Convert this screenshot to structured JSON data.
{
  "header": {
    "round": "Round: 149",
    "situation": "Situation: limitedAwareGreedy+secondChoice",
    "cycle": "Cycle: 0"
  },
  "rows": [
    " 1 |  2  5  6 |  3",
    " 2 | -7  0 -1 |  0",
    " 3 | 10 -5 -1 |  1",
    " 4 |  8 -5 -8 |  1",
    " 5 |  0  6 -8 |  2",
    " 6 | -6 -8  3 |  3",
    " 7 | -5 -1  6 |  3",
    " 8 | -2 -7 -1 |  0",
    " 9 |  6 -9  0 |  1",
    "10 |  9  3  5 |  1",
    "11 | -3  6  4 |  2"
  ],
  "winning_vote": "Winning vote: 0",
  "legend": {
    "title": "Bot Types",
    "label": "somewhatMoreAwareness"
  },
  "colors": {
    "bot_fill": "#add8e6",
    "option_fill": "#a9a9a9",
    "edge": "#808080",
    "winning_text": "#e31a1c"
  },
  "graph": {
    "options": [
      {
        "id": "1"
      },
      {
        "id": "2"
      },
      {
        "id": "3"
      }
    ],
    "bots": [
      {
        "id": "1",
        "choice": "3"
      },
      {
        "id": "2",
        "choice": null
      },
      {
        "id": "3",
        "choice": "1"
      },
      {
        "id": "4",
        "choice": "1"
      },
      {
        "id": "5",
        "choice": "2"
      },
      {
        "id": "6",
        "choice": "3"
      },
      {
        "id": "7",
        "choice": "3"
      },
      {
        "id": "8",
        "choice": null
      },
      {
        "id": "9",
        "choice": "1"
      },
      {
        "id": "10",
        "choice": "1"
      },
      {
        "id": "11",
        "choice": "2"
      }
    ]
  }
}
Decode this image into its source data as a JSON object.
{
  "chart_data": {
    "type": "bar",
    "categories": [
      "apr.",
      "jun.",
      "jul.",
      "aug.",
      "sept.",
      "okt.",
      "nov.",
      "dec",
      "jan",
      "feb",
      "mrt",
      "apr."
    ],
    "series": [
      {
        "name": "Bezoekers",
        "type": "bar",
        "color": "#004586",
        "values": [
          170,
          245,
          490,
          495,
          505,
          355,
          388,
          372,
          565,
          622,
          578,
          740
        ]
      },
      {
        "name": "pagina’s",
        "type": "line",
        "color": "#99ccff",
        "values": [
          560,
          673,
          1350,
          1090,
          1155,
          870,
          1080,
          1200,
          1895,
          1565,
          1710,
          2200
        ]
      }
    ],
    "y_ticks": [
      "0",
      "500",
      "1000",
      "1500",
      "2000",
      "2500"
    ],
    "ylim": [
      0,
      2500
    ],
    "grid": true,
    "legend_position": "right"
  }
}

◆ ◆ ◆ ◆ ◆ ◆ ◆

Output the whole listing above again, word for word.

Convert this screenshot to structured JSON data.
{
  "header": {
    "round": "Round: 149",
    "situation": "Situation: limitedAwareGreedy+secondChoice",
    "cycle": "Cycle: 0"
  },
  "rows": [
    " 1 |  2  5  6 |  3",
    " 2 | -7  0 -1 |  0",
    " 3 | 10 -5 -1 |  1",
    " 4 |  8 -5 -8 |  1",
    " 5 |  0  6 -8 |  2",
    " 6 | -6 -8  3 |  3",
    " 7 | -5 -1  6 |  3",
    " 8 | -2 -7 -1 |  0",
    " 9 |  6 -9  0 |  1",
    "10 |  9  3  5 |  1",
    "11 | -3  6  4 |  2"
  ],
  "winning_vote": "Winning vote: 0",
  "legend": {
    "title": "Bot Types",
    "label": "somewhatMoreAwareness"
  },
  "colors": {
    "bot_fill": "#add8e6",
    "option_fill": "#a9a9a9",
    "edge": "#808080",
    "winning_text": "#e31a1c"
  },
  "graph": {
    "options": [
      {
        "id": "1"
      },
      {
        "id": "2"
      },
      {
        "id": "3"
      }
    ],
    "bots": [
      {
        "id": "1",
        "choice": "3"
      },
      {
        "id": "2",
        "choice": null
      },
      {
        "id": "3",
        "choice": "1"
      },
      {
        "id": "4",
        "choice": "1"
      },
      {
        "id": "5",
        "choice": "2"
      },
      {
        "id": "6",
        "choice": "3"
      },
      {
        "id": "7",
        "choice": "3"
      },
      {
        "id": "8",
        "choice": null
      },
      {
        "id": "9",
        "choice": "1"
      },
      {
        "id": "10",
        "choice": "1"
      },
      {
        "id": "11",
        "choice": "2"
      }
    ]
  }
}
Decode this image into its source data as a JSON object.
{
  "chart_data": {
    "type": "bar",
    "categories": [
      "apr.",
      "jun.",
      "jul.",
      "aug.",
      "sept.",
      "okt.",
      "nov.",
      "dec",
      "jan",
      "feb",
      "mrt",
      "apr."
    ],
    "series": [
      {
        "name": "Bezoekers",
        "type": "bar",
        "color": "#004586",
        "values": [
          170,
          245,
          490,
          495,
          505,
          355,
          388,
          372,
          565,
          622,
          578,
          740
        ]
      },
      {
        "name": "pagina’s",
        "type": "line",
        "color": "#99ccff",
        "values": [
          560,
          673,
          1350,
          1090,
          1155,
          870,
          1080,
          1200,
          1895,
          1565,
          1710,
          2200
        ]
      }
    ],
    "y_ticks": [
      "0",
      "500",
      "1000",
      "1500",
      "2000",
      "2500"
    ],
    "ylim": [
      0,
      2500
    ],
    "grid": true,
    "legend_position": "right"
  }
}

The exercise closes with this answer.